Gather all lines in the entries below that include the word "ridiculus".

------ RECORD SET

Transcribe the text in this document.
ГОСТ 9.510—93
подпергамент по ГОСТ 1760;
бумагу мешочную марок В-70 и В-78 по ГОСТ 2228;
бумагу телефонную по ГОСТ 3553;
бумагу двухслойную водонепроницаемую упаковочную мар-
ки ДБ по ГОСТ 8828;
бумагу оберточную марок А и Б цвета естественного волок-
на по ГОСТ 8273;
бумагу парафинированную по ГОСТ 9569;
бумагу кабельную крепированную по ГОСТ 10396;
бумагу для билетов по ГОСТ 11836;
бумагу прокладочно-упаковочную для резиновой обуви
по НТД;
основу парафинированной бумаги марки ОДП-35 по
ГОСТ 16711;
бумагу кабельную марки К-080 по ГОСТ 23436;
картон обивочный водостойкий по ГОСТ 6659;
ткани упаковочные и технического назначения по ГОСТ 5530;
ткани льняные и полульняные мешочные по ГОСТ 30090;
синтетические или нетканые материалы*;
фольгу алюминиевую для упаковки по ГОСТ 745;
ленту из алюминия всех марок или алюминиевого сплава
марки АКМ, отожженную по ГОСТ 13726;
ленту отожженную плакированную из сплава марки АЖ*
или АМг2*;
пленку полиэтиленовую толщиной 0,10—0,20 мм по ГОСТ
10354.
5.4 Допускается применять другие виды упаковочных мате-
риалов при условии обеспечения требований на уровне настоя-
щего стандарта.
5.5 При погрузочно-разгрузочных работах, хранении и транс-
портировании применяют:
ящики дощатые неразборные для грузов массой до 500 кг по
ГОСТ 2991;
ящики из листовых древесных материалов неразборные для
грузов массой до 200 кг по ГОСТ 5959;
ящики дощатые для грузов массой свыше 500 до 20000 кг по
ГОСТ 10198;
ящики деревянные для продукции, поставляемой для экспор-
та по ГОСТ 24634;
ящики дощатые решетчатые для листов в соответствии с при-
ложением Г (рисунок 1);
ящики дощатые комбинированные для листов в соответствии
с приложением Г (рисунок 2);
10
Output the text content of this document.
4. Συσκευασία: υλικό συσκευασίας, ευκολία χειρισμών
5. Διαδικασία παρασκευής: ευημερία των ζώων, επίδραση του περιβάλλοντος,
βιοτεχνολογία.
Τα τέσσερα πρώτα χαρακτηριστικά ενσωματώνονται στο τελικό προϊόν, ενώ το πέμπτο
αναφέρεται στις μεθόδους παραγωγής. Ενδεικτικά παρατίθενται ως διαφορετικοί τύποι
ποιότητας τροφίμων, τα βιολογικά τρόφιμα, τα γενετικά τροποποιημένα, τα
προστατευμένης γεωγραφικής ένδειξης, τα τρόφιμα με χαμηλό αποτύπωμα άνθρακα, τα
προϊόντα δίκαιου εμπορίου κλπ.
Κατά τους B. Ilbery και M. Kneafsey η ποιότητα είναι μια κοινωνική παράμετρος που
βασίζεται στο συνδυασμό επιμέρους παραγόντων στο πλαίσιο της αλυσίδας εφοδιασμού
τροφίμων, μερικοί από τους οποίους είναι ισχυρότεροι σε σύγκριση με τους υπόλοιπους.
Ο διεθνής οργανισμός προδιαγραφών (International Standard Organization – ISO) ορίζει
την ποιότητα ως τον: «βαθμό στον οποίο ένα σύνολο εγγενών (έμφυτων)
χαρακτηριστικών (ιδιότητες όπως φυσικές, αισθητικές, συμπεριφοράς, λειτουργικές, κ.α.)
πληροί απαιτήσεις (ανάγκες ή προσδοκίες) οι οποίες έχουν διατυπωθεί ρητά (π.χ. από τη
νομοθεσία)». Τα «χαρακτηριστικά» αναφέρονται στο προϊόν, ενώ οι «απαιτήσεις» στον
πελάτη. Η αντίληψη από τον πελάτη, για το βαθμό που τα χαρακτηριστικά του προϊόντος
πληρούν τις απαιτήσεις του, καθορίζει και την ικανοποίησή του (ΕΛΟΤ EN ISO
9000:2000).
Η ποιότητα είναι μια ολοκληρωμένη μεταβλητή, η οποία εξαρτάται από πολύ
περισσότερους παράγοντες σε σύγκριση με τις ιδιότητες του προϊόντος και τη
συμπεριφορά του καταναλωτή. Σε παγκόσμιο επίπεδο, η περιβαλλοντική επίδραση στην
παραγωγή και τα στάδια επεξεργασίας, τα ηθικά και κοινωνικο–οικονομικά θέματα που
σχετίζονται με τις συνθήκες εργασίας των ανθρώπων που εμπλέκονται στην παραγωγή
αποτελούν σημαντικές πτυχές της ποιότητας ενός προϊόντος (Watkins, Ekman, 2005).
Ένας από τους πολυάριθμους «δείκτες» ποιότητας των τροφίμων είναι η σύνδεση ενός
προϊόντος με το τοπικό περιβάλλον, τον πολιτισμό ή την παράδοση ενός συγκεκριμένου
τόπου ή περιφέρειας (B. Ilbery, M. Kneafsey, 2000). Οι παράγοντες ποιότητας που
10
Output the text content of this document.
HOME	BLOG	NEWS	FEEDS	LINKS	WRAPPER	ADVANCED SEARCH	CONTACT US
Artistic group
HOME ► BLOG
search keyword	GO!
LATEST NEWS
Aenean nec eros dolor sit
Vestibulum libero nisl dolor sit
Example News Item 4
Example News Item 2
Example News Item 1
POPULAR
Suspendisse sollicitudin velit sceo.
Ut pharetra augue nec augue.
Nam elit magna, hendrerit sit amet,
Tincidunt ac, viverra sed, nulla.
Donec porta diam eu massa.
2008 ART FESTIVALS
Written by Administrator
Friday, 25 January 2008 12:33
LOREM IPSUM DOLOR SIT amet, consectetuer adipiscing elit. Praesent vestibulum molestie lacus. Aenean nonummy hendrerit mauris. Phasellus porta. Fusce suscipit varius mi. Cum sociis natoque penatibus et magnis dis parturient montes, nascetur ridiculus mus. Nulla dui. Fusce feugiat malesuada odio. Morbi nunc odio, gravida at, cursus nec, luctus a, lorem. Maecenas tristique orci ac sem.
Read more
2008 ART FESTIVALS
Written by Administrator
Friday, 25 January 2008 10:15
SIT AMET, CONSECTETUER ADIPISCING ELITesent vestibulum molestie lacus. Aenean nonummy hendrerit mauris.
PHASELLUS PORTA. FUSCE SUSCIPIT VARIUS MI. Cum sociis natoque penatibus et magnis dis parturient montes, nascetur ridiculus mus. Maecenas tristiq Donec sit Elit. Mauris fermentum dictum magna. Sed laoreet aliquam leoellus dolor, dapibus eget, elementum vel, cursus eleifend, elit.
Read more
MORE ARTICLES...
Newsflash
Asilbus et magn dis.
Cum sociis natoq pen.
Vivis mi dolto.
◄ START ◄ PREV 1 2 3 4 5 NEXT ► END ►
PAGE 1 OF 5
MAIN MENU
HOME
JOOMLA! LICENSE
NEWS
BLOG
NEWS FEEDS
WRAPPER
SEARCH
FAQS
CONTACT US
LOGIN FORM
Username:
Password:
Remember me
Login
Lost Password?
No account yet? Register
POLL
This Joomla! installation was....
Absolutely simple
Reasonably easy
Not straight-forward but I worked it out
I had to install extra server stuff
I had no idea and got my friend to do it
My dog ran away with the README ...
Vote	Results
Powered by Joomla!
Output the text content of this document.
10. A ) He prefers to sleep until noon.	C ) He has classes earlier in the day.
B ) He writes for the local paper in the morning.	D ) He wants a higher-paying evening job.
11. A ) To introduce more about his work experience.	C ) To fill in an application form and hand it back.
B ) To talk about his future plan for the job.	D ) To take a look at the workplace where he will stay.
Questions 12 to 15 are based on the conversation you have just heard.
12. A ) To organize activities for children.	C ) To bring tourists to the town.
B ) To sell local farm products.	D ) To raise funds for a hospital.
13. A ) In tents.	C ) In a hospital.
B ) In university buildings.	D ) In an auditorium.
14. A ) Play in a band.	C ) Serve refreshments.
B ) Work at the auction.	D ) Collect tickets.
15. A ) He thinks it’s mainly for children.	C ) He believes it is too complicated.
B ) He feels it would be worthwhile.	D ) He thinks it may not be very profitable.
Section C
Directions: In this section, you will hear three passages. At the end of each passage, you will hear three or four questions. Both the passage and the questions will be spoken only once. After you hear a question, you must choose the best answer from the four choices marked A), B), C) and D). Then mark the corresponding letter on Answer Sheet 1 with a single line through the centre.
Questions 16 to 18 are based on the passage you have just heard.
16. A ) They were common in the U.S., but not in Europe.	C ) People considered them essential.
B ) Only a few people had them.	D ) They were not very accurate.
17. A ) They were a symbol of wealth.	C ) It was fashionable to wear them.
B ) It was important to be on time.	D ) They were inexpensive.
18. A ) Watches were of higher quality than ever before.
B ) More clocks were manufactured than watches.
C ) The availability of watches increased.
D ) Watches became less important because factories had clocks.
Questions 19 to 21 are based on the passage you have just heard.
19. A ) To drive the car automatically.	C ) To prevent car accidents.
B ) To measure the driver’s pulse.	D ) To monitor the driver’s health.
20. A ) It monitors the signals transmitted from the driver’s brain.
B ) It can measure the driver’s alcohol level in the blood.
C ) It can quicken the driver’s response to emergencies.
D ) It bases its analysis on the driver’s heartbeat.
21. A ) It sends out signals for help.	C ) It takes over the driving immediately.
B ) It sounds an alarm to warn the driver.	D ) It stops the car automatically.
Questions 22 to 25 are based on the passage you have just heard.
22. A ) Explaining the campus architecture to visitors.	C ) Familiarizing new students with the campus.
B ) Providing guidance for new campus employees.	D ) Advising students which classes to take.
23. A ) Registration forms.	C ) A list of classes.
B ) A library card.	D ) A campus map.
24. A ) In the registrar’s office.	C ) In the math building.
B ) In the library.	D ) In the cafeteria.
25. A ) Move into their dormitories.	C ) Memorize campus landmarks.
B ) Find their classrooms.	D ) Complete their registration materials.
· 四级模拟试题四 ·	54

------------

# [OUTPUT BELOW]
LOREM IPSUM DOLOR SIT amet, consectetuer adipiscing elit. Praesent vestibulum molestie lacus. Aenean nonummy hendrerit mauris. Phasellus porta. Fusce suscipit varius mi. Cum sociis natoque penatibus et magnis dis parturient montes, nascetur ridiculus mus. Nulla dui. Fusce feugiat malesuada odio. Morbi nunc odio, gravida at, cursus nec, luctus a, lorem. Maecenas tristique orci ac sem.
PHASELLUS PORTA. FUSCE SUSCIPIT VARIUS MI. Cum sociis natoque penatibus et magnis dis parturient montes, nascetur ridiculus mus. Maecenas tristiq Donec sit Elit. Mauris fermentum dictum magna. Sed laoreet aliquam leoellus dolor, dapibus eget, elementum vel, cursus eleifend, elit.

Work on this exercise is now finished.